- Task requirements -
1. In the article on business intelligence reporting below, what did banking models assume?
2. Decide whether each statement agrees with the business intelligence article below, answering yes or no and quoting the words of the article that settle it: (a) ERP systems move data between processes in full detail for later analysis. (b) Working within the existing framework is easier and cheaper than improving on it. (c) The detail businesses want is missing from their ERP data.

- Passage for review -
#####

AuthorTammy ReaumePublishedJuly 11, 2011

Let’s face it, you probably wouldn’t, as you know that you’re unlikely to get a chuckle from your audience because they’d have no idea if the punch line is funny or not, as it would have no context.

  • We sold £1million of Product X this year.
  • Our Net Profit this year was £2 million.

In our business context, was this good? We don’t know – these are simply the punch lines.
Before we know whether we should smile or groan we need to know more.

  • Is this better or worse than we had planned to do or have done in previous years?
  • What profit did the business make for those sales? Did we make money or lose money?
  • If we made money how does that compare with the other products we sell or the market in general?
  • How well did we manage that sales volume?
  • Did we meet the demand when it was there?
  • Or did we have to make special efforts?
  • And what impact on cost did this have?
  • Did we discount the price to achieve this?
  • If so, by how much and to whom?

When organisations analyse their business and its performance, it is always surprising how often and in how many ways only the punch lines are reported and analysed in detail, and how limited the context.

The trend is to assume that every sale made a profit and is always good. In most cases that’s probably true – but the world has seen what can happen when positive results are assumed. Banking models only assumed growth and never downturns or no growth – look what happened there – it turned out not to be true and banks fell. In today’s economic climate it is more important than ever to know every relevant detail.

  1. So, do you know how much profit each sale makes you?
  2. What is driving the costs of your business?
  3. Where and when you incur the costs?
  4. Which customers are profitable, and which ones are not?
  5. Would you make a decision when you only knew one side of the story?

Surprisingly, if extrapolated to typical BI reporting structures this is exactly what businesses do every day – report from a single aspect of their business and make decisions. That may be okay when looking at your day-to-day operations in those areas, but the more complex and wider the implications of the decision, the richer the information needs to be to help support the decision-making process.

You’ve taken the decision to invest in an ERP system because you recognise that no single area in your business can operate without affecting other departments in some way, because each part contributes to the whole. So, why would you buy an analysis system that only looks at the business and its component parts as autonomous analysis areas, with very few relationships built between them?

ERP systems are structured into distinct areas as they need to be able to manage individual processes. They also move the data around its ERP structures when one process affects or impacts another – but only at the level of detail, or in the context, that the next process will need to fulfil its function. Its purpose is not to provide an information analysis framework when it decides what to move, and what to leave and when or where to do it – it is only interested in facilitating the next operational process (create a pick list).

This is why the problem with getting the desired information context or detail isn’t a case of ‘it doesn’t exist’ – it’s often a question of ‘I can’t get at it easily, or in a complete tied-up package easily, as it exists all over the place and across multiple tables in my ERP.’

It’s not that businesses do not want more details or richer context on the information they have. The challenge has always been getting that detail in a way that is easy, and where it is neatly tied together without having to jump through hoops, jump around multiple areas of the ERP and relate one report back to another, or go through a serious of data-manipulation exercises every time they need it.

All of this is time-consuming and can be difficult to get at directly from the ERP system. This is one of the biggest problems businesses are trying to solve when looking for a BI solution.

So, why would you pick one that just inherits the existing ERP system structures (and its weaknesses) when it comes to providing that BI solution, and makes very little effort to address the problem of rich-information context?

When we designed our product, the goal was to remove the barriers that exist to the information you have spent considerable time and effort capturing.  To create analysis worlds and not just a cube, a world where you can travel 360 degrees around your question or traverse the information to get to the answers you need effortlessly.  Enabling you to eliminate baseless assumptions and guesswork.

Why don’t all BI Systems do this? Because it’s extremely hard to do so! It’s easier (and cheaper) to work within the existing framework and relationships rather than go and improve upon them.

Customers however, need to expect more too, because when the tick list for what product to buy only focuses on the punch lines, and accepts disjointed analysis, this is exactly what you’ll get.

#####

- Record excerpts -

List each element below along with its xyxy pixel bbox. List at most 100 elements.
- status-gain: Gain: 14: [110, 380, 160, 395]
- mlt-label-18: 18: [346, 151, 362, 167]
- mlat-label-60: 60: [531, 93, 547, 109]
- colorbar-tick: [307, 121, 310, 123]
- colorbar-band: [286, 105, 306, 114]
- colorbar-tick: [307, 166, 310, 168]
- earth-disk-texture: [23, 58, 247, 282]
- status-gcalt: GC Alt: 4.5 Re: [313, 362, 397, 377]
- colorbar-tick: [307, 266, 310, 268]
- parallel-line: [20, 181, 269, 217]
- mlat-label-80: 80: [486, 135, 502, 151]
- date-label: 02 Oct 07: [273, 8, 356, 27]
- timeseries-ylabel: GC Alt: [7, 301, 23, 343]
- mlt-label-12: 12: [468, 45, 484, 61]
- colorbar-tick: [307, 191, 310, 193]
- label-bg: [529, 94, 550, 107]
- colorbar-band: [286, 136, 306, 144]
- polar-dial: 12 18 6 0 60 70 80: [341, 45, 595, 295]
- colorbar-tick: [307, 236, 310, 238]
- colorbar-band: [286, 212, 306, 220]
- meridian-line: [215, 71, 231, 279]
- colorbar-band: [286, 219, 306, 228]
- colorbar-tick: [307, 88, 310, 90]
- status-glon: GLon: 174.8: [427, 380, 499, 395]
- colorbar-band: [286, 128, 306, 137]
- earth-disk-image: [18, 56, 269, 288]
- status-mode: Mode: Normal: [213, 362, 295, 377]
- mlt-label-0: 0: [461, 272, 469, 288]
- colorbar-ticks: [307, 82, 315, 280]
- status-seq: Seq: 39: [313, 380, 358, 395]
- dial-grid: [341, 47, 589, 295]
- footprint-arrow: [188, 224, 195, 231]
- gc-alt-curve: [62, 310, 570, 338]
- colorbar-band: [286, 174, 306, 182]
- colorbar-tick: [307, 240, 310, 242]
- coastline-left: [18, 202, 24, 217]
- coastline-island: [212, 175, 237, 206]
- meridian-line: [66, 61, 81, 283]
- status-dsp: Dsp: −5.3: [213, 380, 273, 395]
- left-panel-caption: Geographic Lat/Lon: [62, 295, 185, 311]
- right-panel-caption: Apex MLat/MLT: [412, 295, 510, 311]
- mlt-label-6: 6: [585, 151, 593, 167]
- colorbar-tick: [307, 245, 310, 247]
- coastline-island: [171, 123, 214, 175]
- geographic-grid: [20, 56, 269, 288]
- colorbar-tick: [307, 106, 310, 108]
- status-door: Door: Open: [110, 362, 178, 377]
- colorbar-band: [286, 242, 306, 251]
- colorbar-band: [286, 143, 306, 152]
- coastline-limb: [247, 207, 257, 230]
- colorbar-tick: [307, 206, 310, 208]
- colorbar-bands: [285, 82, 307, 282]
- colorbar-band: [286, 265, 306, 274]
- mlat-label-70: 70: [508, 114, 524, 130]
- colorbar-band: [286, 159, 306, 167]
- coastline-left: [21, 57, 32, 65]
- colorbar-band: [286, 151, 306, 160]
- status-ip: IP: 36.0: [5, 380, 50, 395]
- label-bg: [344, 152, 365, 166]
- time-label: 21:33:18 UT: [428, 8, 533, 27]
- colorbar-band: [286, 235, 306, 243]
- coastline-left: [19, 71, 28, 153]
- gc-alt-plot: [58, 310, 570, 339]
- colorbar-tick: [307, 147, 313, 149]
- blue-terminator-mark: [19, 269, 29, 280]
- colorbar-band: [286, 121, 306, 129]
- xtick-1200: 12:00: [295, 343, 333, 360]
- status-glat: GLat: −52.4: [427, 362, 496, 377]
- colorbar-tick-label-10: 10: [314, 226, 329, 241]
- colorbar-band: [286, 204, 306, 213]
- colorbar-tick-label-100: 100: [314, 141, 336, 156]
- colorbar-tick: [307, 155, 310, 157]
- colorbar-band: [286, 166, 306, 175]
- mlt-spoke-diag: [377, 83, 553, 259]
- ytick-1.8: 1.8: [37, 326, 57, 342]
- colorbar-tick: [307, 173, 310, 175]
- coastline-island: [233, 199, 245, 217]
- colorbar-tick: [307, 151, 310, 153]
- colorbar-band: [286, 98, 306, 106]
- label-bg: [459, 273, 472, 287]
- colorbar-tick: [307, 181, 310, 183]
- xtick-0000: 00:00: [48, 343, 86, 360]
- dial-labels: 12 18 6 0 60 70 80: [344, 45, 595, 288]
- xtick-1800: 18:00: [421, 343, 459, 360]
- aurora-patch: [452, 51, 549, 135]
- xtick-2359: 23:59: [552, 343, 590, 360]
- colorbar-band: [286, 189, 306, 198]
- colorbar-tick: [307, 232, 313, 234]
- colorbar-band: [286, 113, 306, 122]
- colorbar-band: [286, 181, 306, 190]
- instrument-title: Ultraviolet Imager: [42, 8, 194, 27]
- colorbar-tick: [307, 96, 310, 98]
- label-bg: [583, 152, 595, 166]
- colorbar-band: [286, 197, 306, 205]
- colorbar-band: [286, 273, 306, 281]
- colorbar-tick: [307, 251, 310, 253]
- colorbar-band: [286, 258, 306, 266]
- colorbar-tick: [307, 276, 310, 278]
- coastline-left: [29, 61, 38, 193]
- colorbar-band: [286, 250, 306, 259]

#####

- Exercise results -
1. They assumed only growth and never downturns or no growth.

2.
(a) No: "but only at the level of detail, or in the context, that the next process will need to fulfil its function."
(b) Yes: "It’s easier (and cheaper) to work within the existing framework and relationships rather than go and improve upon them."
(c) No: "the problem with getting the desired information context or detail isn’t a case of ‘it doesn’t exist’"